[START OF Extracted material]
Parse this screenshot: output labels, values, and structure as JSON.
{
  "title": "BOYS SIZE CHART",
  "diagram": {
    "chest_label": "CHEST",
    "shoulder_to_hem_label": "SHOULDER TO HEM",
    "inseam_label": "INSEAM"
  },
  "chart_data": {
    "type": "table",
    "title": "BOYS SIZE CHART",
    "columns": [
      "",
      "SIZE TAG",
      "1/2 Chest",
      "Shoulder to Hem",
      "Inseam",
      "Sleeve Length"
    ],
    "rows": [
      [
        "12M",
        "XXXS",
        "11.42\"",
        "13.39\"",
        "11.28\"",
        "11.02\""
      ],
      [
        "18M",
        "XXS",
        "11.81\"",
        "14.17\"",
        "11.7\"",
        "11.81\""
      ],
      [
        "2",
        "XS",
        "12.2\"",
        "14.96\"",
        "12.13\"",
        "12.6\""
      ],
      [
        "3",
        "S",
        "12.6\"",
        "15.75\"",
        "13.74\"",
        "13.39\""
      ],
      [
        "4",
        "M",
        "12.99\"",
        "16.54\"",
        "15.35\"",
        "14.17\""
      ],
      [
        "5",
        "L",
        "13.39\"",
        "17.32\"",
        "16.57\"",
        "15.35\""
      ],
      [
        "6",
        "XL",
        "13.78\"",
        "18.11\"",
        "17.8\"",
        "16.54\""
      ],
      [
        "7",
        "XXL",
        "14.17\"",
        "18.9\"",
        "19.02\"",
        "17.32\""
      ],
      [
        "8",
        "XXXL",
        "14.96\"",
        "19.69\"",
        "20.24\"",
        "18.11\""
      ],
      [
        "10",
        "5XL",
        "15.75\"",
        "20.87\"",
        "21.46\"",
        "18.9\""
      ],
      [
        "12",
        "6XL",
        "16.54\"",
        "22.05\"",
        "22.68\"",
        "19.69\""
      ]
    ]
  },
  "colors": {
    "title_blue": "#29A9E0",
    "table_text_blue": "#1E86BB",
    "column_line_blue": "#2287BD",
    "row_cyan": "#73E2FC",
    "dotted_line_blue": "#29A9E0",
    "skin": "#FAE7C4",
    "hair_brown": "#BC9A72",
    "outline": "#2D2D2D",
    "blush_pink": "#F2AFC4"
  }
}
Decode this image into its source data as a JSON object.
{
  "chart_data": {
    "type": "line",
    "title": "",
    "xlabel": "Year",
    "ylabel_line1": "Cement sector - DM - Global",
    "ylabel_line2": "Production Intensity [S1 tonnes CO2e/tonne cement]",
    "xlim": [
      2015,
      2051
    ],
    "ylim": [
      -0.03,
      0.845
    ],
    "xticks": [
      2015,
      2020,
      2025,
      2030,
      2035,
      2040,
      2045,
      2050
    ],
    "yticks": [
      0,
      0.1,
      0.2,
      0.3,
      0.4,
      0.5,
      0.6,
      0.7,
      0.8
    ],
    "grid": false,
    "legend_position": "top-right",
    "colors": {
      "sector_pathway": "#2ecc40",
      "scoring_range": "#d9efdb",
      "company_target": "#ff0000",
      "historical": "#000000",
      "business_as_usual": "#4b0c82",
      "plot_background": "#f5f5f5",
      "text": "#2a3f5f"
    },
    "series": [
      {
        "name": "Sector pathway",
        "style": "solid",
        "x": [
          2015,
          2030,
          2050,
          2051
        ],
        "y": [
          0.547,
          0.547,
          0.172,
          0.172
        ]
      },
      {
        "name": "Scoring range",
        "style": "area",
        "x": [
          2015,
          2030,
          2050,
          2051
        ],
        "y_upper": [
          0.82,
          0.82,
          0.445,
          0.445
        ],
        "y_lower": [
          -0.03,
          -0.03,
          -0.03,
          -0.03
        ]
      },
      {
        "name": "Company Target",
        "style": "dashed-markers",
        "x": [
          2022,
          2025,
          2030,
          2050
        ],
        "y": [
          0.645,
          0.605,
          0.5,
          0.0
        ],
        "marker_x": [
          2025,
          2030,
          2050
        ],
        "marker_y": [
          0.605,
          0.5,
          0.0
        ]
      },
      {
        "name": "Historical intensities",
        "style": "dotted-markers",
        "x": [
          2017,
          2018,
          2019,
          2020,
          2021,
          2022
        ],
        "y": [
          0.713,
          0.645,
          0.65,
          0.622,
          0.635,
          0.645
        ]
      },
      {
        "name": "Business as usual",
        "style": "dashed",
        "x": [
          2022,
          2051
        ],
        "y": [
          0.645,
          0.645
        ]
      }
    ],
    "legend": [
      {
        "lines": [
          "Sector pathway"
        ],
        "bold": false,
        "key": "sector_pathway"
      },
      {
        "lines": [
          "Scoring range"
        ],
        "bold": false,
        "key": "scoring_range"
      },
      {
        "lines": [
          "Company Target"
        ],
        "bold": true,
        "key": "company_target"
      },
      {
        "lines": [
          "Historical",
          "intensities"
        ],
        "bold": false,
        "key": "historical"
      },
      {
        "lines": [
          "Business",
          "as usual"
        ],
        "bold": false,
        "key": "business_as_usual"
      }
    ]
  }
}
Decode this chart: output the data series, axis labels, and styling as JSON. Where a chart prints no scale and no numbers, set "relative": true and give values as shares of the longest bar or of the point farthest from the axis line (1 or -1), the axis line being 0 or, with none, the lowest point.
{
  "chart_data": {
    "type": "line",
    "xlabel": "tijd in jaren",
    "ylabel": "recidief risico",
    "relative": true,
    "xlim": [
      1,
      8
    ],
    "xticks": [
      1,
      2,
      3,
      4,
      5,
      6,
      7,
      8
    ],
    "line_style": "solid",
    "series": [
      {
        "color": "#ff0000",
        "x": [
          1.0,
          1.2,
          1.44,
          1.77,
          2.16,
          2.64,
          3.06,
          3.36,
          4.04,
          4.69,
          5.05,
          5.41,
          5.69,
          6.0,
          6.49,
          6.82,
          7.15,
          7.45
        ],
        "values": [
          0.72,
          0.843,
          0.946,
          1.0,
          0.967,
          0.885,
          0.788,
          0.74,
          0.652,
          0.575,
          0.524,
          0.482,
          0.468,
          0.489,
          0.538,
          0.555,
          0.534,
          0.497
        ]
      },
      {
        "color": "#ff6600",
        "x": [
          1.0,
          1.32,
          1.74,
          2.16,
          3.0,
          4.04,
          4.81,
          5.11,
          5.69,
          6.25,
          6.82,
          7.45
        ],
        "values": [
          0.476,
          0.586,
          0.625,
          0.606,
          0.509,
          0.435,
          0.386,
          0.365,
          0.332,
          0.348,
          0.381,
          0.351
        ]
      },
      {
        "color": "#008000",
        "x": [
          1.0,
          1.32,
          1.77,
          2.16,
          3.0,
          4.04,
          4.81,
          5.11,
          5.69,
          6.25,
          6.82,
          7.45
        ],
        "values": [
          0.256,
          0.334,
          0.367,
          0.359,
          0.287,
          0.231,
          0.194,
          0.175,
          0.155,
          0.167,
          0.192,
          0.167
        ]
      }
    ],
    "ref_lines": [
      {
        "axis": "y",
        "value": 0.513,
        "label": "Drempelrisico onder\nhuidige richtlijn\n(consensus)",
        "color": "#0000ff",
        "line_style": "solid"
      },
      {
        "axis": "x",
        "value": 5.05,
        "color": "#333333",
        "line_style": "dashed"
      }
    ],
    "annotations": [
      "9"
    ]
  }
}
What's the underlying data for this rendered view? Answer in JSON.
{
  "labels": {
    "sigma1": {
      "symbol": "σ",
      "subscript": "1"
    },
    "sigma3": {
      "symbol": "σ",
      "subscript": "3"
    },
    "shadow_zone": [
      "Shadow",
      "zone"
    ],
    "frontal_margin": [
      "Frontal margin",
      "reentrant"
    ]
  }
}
[END OF Extracted material]
Give back the data above exactly as it appears.

Answer to the task:
Parse this screenshot: output labels, values, and structure as JSON.
{
  "title": "BOYS SIZE CHART",
  "diagram": {
    "chest_label": "CHEST",
    "shoulder_to_hem_label": "SHOULDER TO HEM",
    "inseam_label": "INSEAM"
  },
  "chart_data": {
    "type": "table",
    "title": "BOYS SIZE CHART",
    "columns": [
      "",
      "SIZE TAG",
      "1/2 Chest",
      "Shoulder to Hem",
      "Inseam",
      "Sleeve Length"
    ],
    "rows": [
      [
        "12M",
        "XXXS",
        "11.42\"",
        "13.39\"",
        "11.28\"",
        "11.02\""
      ],
      [
        "18M",
        "XXS",
        "11.81\"",
        "14.17\"",
        "11.7\"",
        "11.81\""
      ],
      [
        "2",
        "XS",
        "12.2\"",
        "14.96\"",
        "12.13\"",
        "12.6\""
      ],
      [
        "3",
        "S",
        "12.6\"",
        "15.75\"",
        "13.74\"",
        "13.39\""
      ],
      [
        "4",
        "M",
        "12.99\"",
        "16.54\"",
        "15.35\"",
        "14.17\""
      ],
      [
        "5",
        "L",
        "13.39\"",
        "17.32\"",
        "16.57\"",
        "15.35\""
      ],
      [
        "6",
        "XL",
        "13.78\"",
        "18.11\"",
        "17.8\"",
        "16.54\""
      ],
      [
        "7",
        "XXL",
        "14.17\"",
        "18.9\"",
        "19.02\"",
        "17.32\""
      ],
      [
        "8",
        "XXXL",
        "14.96\"",
        "19.69\"",
        "20.24\"",
        "18.11\""
      ],
      [
        "10",
        "5XL",
        "15.75\"",
        "20.87\"",
        "21.46\"",
        "18.9\""
      ],
      [
        "12",
        "6XL",
        "16.54\"",
        "22.05\"",
        "22.68\"",
        "19.69\""
      ]
    ]
  },
  "colors": {
    "title_blue": "#29A9E0",
    "table_text_blue": "#1E86BB",
    "column_line_blue": "#2287BD",
    "row_cyan": "#73E2FC",
    "dotted_line_blue": "#29A9E0",
    "skin": "#FAE7C4",
    "hair_brown": "#BC9A72",
    "outline": "#2D2D2D",
    "blush_pink": "#F2AFC4"
  }
}
Decode this image into its source data as a JSON object.
{
  "chart_data": {
    "type": "line",
    "title": "",
    "xlabel": "Year",
    "ylabel_line1": "Cement sector - DM - Global",
    "ylabel_line2": "Production Intensity [S1 tonnes CO2e/tonne cement]",
    "xlim": [
      2015,
      2051
    ],
    "ylim": [
      -0.03,
      0.845
    ],
    "xticks": [
      2015,
      2020,
      2025,
      2030,
      2035,
      2040,
      2045,
      2050
    ],
    "yticks": [
      0,
      0.1,
      0.2,
      0.3,
      0.4,
      0.5,
      0.6,
      0.7,
      0.8
    ],
    "grid": false,
    "legend_position": "top-right",
    "colors": {
      "sector_pathway": "#2ecc40",
      "scoring_range": "#d9efdb",
      "company_target": "#ff0000",
      "historical": "#000000",
      "business_as_usual": "#4b0c82",
      "plot_background": "#f5f5f5",
      "text": "#2a3f5f"
    },
    "series": [
      {
        "name": "Sector pathway",
        "style": "solid",
        "x": [
          2015,
          2030,
          2050,
          2051
        ],
        "y": [
          0.547,
          0.547,
          0.172,
          0.172
        ]
      },
      {
        "name": "Scoring range",
        "style": "area",
        "x": [
          2015,
          2030,
          2050,
          2051
        ],
        "y_upper": [
          0.82,
          0.82,
          0.445,
          0.445
        ],
        "y_lower": [
          -0.03,
          -0.03,
          -0.03,
          -0.03
        ]
      },
      {
        "name": "Company Target",
        "style": "dashed-markers",
        "x": [
          2022,
          2025,
          2030,
          2050
        ],
        "y": [
          0.645,
          0.605,
          0.5,
          0.0
        ],
        "marker_x": [
          2025,
          2030,
          2050
        ],
        "marker_y": [
          0.605,
          0.5,
          0.0
        ]
      },
      {
        "name": "Historical intensities",
        "style": "dotted-markers",
        "x": [
          2017,
          2018,
          2019,
          2020,
          2021,
          2022
        ],
        "y": [
          0.713,
          0.645,
          0.65,
          0.622,
          0.635,
          0.645
        ]
      },
      {
        "name": "Business as usual",
        "style": "dashed",
        "x": [
          2022,
          2051
        ],
        "y": [
          0.645,
          0.645
        ]
      }
    ],
    "legend": [
      {
        "lines": [
          "Sector pathway"
        ],
        "bold": false,
        "key": "sector_pathway"
      },
      {
        "lines": [
          "Scoring range"
        ],
        "bold": false,
        "key": "scoring_range"
      },
      {
        "lines": [
          "Company Target"
        ],
        "bold": true,
        "key": "company_target"
      },
      {
        "lines": [
          "Historical",
          "intensities"
        ],
        "bold": false,
        "key": "historical"
      },
      {
        "lines": [
          "Business",
          "as usual"
        ],
        "bold": false,
        "key": "business_as_usual"
      }
    ]
  }
}
Decode this chart: output the data series, axis labels, and styling as JSON. Where a chart prints no scale and no numbers, set "relative": true and give values as shares of the longest bar or of the point farthest from the axis line (1 or -1), the axis line being 0 or, with none, the lowest point.
{
  "chart_data": {
    "type": "line",
    "xlabel": "tijd in jaren",
    "ylabel": "recidief risico",
    "relative": true,
    "xlim": [
      1,
      8
    ],
    "xticks": [
      1,
      2,
      3,
      4,
      5,
      6,
      7,
      8
    ],
    "line_style": "solid",
    "series": [
      {
        "color": "#ff0000",
        "x": [
          1.0,
          1.2,
          1.44,
          1.77,
          2.16,
          2.64,
          3.06,
          3.36,
          4.04,
          4.69,
          5.05,
          5.41,
          5.69,
          6.0,
          6.49,
          6.82,
          7.15,
          7.45
        ],
        "values": [
          0.72,
          0.843,
          0.946,
          1.0,
          0.967,
          0.885,
          0.788,
          0.74,
          0.652,
          0.575,
          0.524,
          0.482,
          0.468,
          0.489,
          0.538,
          0.555,
          0.534,
          0.497
        ]
      },
      {
        "color": "#ff6600",
        "x": [
          1.0,
          1.32,
          1.74,
          2.16,
          3.0,
          4.04,
          4.81,
          5.11,
          5.69,
          6.25,
          6.82,
          7.45
        ],
        "values": [
          0.476,
          0.586,
          0.625,
          0.606,
          0.509,
          0.435,
          0.386,
          0.365,
          0.332,
          0.348,
          0.381,
          0.351
        ]
      },
      {
        "color": "#008000",
        "x": [
          1.0,
          1.32,
          1.77,
          2.16,
          3.0,
          4.04,
          4.81,
          5.11,
          5.69,
          6.25,
          6.82,
          7.45
        ],
        "values": [
          0.256,
          0.334,
          0.367,
          0.359,
          0.287,
          0.231,
          0.194,
          0.175,
          0.155,
          0.167,
          0.192,
          0.167
        ]
      }
    ],
    "ref_lines": [
      {
        "axis": "y",
        "value": 0.513,
        "label": "Drempelrisico onder\nhuidige richtlijn\n(consensus)",
        "color": "#0000ff",
        "line_style": "solid"
      },
      {
        "axis": "x",
        "value": 5.05,
        "color": "#333333",
        "line_style": "dashed"
      }
    ],
    "annotations": [
      "9"
    ]
  }
}
What's the underlying data for this rendered view? Answer in JSON.
{
  "labels": {
    "sigma1": {
      "symbol": "σ",
      "subscript": "1"
    },
    "sigma3": {
      "symbol": "σ",
      "subscript": "3"
    },
    "shadow_zone": [
      "Shadow",
      "zone"
    ],
    "frontal_margin": [
      "Frontal margin",
      "reentrant"
    ]
  }
}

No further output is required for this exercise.